Extrait

Ce n’est donc pas tant le type de mobilier (chaise, commode, armoire, berceau…) qui conditionne le style de peinture (choix des motifs et facture) que le degré d’élaboration du meuble et des bois utilisés. Les moyens des commanditaires conduisent inévitablement au degré de délicatesse de l’ornementation : la palette est large de la joyeuse naïveté de la peinture paysanne au meuble conçu comme des toiles de maîtres des princes. Support, traitement des fonds doivent en adéquation avec le sujet et sa facture.

   

2/ Les motifs : organisation et rapport d’échelle



 

a/ Motifs ornementaux

On constate une permanence des motifs dans le meuble peint : la rosace, les croisillons, la feuille d’acanthe, les étoiles, les chinoiseries, les rocailles, les couronnes, les monogrammes… Peints sous des formes plus ou moins détaillées ou stylisées, ils peuvent se décliner en cadre, accompagner les courbes du meuble, orner les coins, partager un vantail ou prendre la place centrale d’un panneau. L’objectif est d’enrichir un bois souvent pauvre par la couleur, les formes ou l’effet de profondeur. On cache, on fait illusion ou acte de virtuosité.

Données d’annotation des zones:
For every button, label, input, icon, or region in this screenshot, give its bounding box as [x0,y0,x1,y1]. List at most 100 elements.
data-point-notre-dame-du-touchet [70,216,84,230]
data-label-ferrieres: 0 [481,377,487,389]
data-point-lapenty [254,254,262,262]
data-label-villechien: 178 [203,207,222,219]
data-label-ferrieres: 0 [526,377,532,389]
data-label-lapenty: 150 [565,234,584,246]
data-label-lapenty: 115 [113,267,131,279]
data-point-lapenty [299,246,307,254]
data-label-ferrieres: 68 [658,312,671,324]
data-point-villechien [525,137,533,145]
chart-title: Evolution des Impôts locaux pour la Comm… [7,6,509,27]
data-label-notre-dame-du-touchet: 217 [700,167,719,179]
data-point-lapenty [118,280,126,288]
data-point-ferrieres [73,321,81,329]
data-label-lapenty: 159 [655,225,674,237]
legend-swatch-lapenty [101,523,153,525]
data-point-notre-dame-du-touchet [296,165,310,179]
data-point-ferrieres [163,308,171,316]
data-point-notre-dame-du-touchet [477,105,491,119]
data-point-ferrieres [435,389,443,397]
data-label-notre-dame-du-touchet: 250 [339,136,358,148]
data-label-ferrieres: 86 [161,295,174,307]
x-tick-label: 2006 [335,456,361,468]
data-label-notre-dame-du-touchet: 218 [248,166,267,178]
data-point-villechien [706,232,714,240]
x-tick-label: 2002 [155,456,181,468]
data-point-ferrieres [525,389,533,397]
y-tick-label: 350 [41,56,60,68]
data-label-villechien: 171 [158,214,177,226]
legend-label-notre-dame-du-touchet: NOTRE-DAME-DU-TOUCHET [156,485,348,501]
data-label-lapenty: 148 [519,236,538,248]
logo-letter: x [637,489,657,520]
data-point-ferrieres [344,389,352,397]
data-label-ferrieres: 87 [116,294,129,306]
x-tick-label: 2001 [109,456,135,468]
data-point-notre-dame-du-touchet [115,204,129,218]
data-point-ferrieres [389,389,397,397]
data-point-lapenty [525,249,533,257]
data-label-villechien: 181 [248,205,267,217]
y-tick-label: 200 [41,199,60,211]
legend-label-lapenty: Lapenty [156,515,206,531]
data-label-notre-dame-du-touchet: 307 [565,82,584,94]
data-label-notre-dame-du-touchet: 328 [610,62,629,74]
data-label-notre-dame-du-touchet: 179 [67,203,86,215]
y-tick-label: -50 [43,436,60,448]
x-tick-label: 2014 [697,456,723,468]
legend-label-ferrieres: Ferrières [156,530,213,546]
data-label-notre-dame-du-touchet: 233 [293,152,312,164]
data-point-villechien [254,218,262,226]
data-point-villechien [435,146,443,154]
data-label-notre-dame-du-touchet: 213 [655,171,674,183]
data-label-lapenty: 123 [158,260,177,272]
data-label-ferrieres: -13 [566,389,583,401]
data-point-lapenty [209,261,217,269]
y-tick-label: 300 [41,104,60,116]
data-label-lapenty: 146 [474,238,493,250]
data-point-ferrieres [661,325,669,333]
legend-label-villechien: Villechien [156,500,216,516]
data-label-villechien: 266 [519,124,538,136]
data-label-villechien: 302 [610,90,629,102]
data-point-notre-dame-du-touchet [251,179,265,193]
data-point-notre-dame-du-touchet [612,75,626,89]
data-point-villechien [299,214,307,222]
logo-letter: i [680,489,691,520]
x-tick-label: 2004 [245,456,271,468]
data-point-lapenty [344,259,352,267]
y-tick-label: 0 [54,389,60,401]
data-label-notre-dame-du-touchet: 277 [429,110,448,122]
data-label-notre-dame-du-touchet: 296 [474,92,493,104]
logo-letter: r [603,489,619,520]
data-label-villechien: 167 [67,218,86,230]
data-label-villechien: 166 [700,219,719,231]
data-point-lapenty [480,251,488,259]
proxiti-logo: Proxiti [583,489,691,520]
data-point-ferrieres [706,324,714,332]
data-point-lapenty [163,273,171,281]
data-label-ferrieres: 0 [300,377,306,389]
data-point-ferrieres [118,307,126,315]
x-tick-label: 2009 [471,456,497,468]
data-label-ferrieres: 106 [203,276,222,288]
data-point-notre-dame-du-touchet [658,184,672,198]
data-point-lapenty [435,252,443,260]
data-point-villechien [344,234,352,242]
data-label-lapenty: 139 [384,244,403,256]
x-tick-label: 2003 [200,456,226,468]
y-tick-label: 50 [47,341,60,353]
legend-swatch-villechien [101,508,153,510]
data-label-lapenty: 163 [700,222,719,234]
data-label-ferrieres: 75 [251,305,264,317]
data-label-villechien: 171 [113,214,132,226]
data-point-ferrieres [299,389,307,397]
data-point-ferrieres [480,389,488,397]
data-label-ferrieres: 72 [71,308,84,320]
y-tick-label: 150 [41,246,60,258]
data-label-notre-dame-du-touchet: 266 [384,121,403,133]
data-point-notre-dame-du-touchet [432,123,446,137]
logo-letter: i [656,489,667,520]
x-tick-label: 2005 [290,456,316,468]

À faire
• 1. Pour chacune des affirmations suivantes, indiquez par oui ou par non si elle concorde avec l’extrait sur le meuble peint, et citez les mots du texte qui le montrent : (a) c’est avant tout le type de mobilier qui conditionne le style de peinture ; (b) les motifs ornementaux peuvent orner les coins du meuble ; (c) la peinture vise à enrichir un bois souvent pauvre.
• 2. Recopiez à l’identique le passage de l’extrait qui va de « Ce n’est donc » jusqu’à « et sa facture. » inclus.
Il n’est pas nécessaire de consulter ce matériel.

Réponses attendues
• 1.
(a) Non : « Ce n’est donc pas tant le type de mobilier (chaise, commode, armoire, berceau…) qui conditionne le style de peinture (choix des motifs et facture) que le degré d’élaboration du meuble et des bois utilisés. »
(b) Oui : « orner les coins »
(c) Oui : « L’objectif est d’enrichir un bois souvent pauvre par la couleur, les formes ou l’effet de profondeur. »

• 2.
Ce n’est donc pas tant le type de mobilier (chaise, commode, armoire, berceau…) qui conditionne le style de peinture (choix des motifs et facture) que le degré d’élaboration du meuble et des bois utilisés. Les moyens des commanditaires conduisent inévitablement au degré de délicatesse de l’ornementation : la palette est large de la joyeuse naïveté de la peinture paysanne au meuble conçu comme des toiles de maîtres des princes. Support, traitement des fonds doivent en adéquation avec le sujet et sa facture.